(Records from a dataset)
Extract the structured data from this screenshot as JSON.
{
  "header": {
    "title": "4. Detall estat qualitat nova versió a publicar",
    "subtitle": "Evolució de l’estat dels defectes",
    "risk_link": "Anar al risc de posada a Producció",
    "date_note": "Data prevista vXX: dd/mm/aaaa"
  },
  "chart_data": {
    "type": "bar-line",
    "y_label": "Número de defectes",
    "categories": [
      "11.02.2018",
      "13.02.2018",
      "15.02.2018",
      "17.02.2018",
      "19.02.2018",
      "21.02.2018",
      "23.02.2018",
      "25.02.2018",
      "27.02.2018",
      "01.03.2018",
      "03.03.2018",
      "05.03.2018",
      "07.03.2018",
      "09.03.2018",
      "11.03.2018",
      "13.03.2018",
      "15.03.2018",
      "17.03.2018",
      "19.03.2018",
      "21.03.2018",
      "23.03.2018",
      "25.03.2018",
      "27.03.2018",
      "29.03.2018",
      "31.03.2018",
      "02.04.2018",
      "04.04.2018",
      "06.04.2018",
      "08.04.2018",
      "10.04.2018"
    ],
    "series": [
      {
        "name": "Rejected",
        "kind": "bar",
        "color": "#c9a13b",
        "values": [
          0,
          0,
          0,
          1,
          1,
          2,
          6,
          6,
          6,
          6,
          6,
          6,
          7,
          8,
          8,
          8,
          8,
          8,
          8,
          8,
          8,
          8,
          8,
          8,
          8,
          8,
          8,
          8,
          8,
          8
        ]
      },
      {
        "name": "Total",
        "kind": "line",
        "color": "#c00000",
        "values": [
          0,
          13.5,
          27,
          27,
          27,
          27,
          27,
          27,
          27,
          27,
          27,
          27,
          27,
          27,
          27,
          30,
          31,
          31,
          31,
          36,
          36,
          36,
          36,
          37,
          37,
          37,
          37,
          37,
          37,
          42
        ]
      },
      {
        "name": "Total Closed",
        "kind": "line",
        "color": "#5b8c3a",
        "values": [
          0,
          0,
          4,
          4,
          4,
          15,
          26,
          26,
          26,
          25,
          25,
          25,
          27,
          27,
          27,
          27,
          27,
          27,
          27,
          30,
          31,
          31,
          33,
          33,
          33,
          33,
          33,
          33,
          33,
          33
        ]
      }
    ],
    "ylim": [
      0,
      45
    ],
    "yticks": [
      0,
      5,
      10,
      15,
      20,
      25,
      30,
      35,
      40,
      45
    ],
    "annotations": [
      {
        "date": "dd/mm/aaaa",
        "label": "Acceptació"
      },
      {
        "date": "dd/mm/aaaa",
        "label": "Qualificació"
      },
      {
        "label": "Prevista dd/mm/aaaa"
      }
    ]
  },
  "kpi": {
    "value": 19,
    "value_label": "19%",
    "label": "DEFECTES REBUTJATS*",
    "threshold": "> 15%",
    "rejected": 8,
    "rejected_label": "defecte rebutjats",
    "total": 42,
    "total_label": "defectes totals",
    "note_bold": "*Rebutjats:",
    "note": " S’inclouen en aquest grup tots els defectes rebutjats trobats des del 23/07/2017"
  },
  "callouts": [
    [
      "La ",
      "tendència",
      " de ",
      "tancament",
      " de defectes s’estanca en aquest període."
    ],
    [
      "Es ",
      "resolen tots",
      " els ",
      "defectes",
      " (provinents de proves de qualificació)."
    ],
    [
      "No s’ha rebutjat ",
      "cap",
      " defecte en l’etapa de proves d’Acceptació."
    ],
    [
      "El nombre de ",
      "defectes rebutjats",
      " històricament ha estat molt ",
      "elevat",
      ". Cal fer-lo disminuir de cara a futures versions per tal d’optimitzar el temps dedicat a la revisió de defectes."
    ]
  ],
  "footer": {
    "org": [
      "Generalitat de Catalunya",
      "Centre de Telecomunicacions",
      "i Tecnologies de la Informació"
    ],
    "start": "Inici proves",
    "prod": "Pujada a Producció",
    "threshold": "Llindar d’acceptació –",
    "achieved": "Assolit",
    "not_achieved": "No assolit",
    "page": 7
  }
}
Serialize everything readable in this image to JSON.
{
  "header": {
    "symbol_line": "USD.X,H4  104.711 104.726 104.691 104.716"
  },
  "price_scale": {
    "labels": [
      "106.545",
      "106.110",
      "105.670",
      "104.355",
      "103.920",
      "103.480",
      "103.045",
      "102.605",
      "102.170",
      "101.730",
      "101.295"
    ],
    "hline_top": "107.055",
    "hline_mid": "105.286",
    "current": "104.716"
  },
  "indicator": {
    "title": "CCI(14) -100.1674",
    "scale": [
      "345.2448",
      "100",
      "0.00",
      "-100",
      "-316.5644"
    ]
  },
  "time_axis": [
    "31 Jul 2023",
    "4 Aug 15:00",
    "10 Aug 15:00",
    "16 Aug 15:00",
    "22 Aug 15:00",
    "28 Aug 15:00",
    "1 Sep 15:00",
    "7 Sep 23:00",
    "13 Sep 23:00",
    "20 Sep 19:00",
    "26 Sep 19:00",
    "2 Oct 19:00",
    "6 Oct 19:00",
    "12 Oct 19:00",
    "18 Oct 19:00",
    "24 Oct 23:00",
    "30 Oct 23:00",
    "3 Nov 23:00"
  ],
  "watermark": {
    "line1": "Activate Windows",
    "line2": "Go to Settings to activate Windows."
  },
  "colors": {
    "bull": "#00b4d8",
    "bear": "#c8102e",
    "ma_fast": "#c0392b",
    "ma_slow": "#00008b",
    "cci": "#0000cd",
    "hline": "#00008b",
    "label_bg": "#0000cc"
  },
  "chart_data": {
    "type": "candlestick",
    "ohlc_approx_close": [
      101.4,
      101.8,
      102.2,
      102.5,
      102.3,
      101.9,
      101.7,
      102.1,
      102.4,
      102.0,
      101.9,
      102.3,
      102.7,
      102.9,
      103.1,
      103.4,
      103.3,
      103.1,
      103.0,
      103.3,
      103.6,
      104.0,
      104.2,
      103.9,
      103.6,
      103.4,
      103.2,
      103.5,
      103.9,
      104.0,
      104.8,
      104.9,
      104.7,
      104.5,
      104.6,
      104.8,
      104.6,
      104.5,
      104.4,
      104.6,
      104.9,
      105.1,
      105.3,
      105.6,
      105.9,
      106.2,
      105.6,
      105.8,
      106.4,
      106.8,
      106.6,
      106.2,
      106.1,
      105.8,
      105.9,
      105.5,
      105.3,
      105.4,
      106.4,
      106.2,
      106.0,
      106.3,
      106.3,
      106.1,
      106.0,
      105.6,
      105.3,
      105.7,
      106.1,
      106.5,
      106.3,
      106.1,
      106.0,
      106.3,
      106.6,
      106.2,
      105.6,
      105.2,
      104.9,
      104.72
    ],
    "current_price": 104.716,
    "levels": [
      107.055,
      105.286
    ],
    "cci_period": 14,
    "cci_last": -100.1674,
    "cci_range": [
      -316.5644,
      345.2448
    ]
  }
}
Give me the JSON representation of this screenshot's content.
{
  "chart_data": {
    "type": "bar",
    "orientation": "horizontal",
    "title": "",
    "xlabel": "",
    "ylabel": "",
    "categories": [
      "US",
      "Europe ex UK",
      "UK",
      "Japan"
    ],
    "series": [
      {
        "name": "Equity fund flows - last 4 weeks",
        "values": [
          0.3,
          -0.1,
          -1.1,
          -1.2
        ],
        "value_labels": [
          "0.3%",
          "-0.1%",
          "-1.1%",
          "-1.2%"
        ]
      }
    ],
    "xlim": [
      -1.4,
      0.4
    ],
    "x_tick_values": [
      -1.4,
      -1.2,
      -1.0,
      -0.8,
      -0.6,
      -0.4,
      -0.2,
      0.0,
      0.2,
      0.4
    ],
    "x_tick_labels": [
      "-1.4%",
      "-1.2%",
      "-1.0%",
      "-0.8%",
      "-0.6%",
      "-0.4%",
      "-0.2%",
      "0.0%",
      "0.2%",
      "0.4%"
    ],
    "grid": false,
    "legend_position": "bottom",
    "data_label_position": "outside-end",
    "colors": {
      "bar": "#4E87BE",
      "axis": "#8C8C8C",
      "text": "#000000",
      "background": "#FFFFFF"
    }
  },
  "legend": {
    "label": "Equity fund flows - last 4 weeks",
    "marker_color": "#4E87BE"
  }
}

[Exercise goal] Scan the records above for the string "screenshot", then select every line that holds it.

[Complete response]
Extract the structured data from this screenshot as JSON.
Give me the JSON representation of this screenshot's content.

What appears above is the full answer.